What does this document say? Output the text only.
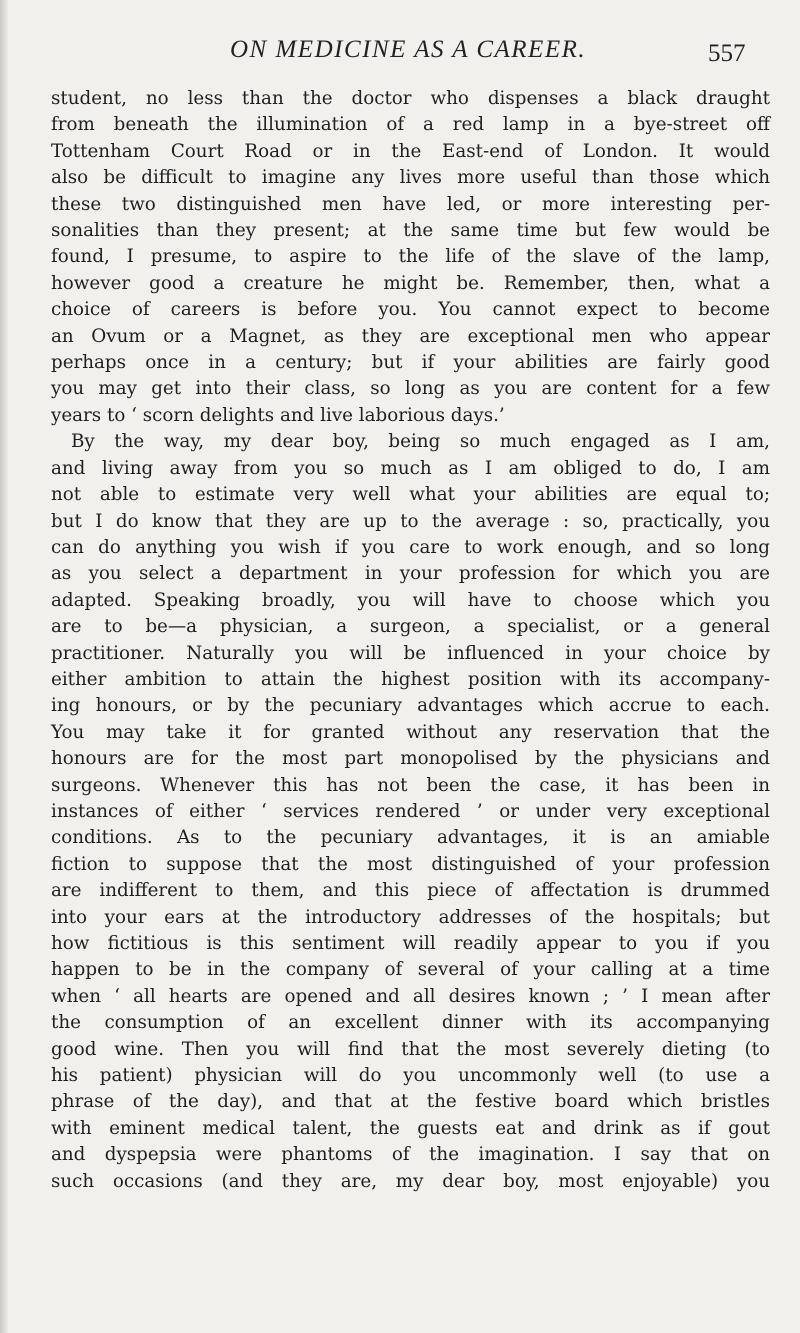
ON MEDICINE AS A CAREER.	557
student, no less than the doctor who dispenses a black draught
from beneath the illumination of a red lamp in a bye-street off
Tottenham Court Road or in the East-end of London. It would
also be difficult to imagine any lives more useful than those which
these two distinguished men have led, or more interesting per-
sonalities than they present; at the same time but few would be
found, I presume, to aspire to the life of the slave of the lamp,
however good a creature he might be. Remember, then, what a
choice of careers is before you. You cannot expect to become
an Ovum or a Magnet, as they are exceptional men who appear
perhaps once in a century; but if your abilities are fairly good
you may get into their class, so long as you are content for a few
years to ‘ scorn delights and live laborious days.’
By the way, my dear boy, being so much engaged as I am,
and living away from you so much as I am obliged to do, I am
not able to estimate very well what your abilities are equal to;
but I do know that they are up to the average : so, practically, you
can do anything you wish if you care to work enough, and so long
as you select a department in your profession for which you are
adapted. Speaking broadly, you will have to choose which you
are to be—a physician, a surgeon, a specialist, or a general
practitioner. Naturally you will be influenced in your choice by
either ambition to attain the highest position with its accompany-
ing honours, or by the pecuniary advantages which accrue to each.
You may take it for granted without any reservation that the
honours are for the most part monopolised by the physicians and
surgeons. Whenever this has not been the case, it has been in
instances of either ‘ services rendered ’ or under very exceptional
conditions. As to the pecuniary advantages, it is an amiable
fiction to suppose that the most distinguished of your profession
are indifferent to them, and this piece of affectation is drummed
into your ears at the introductory addresses of the hospitals; but
how fictitious is this sentiment will readily appear to you if you
happen to be in the company of several of your calling at a time
when ‘ all hearts are opened and all desires known ; ’ I mean after
the consumption of an excellent dinner with its accompanying
good wine. Then you will find that the most severely dieting (to
his patient) physician will do you uncommonly well (to use a
phrase of the day), and that at the festive board which bristles
with eminent medical talent, the guests eat and drink as if gout
and dyspepsia were phantoms of the imagination. I say that on
such occasions (and they are, my dear boy, most enjoyable) you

# Instruction:
Skip the images and write out the rest of the listing exactly.

# Response to the task:
What does this document say? Output the text only.
ON MEDICINE AS A CAREER.	557
student, no less than the doctor who dispenses a black draught
from beneath the illumination of a red lamp in a bye-street off
Tottenham Court Road or in the East-end of London. It would
also be difficult to imagine any lives more useful than those which
these two distinguished men have led, or more interesting per-
sonalities than they present; at the same time but few would be
found, I presume, to aspire to the life of the slave of the lamp,
however good a creature he might be. Remember, then, what a
choice of careers is before you. You cannot expect to become
an Ovum or a Magnet, as they are exceptional men who appear
perhaps once in a century; but if your abilities are fairly good
you may get into their class, so long as you are content for a few
years to ‘ scorn delights and live laborious days.’
By the way, my dear boy, being so much engaged as I am,
and living away from you so much as I am obliged to do, I am
not able to estimate very well what your abilities are equal to;
but I do know that they are up to the average : so, practically, you
can do anything you wish if you care to work enough, and so long
as you select a department in your profession for which you are
adapted. Speaking broadly, you will have to choose which you
are to be—a physician, a surgeon, a specialist, or a general
practitioner. Naturally you will be influenced in your choice by
either ambition to attain the highest position with its accompany-
ing honours, or by the pecuniary advantages which accrue to each.
You may take it for granted without any reservation that the
honours are for the most part monopolised by the physicians and
surgeons. Whenever this has not been the case, it has been in
instances of either ‘ services rendered ’ or under very exceptional
conditions. As to the pecuniary advantages, it is an amiable
fiction to suppose that the most distinguished of your profession
are indifferent to them, and this piece of affectation is drummed
into your ears at the introductory addresses of the hospitals; but
how fictitious is this sentiment will readily appear to you if you
happen to be in the company of several of your calling at a time
when ‘ all hearts are opened and all desires known ; ’ I mean after
the consumption of an excellent dinner with its accompanying
good wine. Then you will find that the most severely dieting (to
his patient) physician will do you uncommonly well (to use a
phrase of the day), and that at the festive board which bristles
with eminent medical talent, the guests eat and drink as if gout
and dyspepsia were phantoms of the imagination. I say that on
such occasions (and they are, my dear boy, most enjoyable) you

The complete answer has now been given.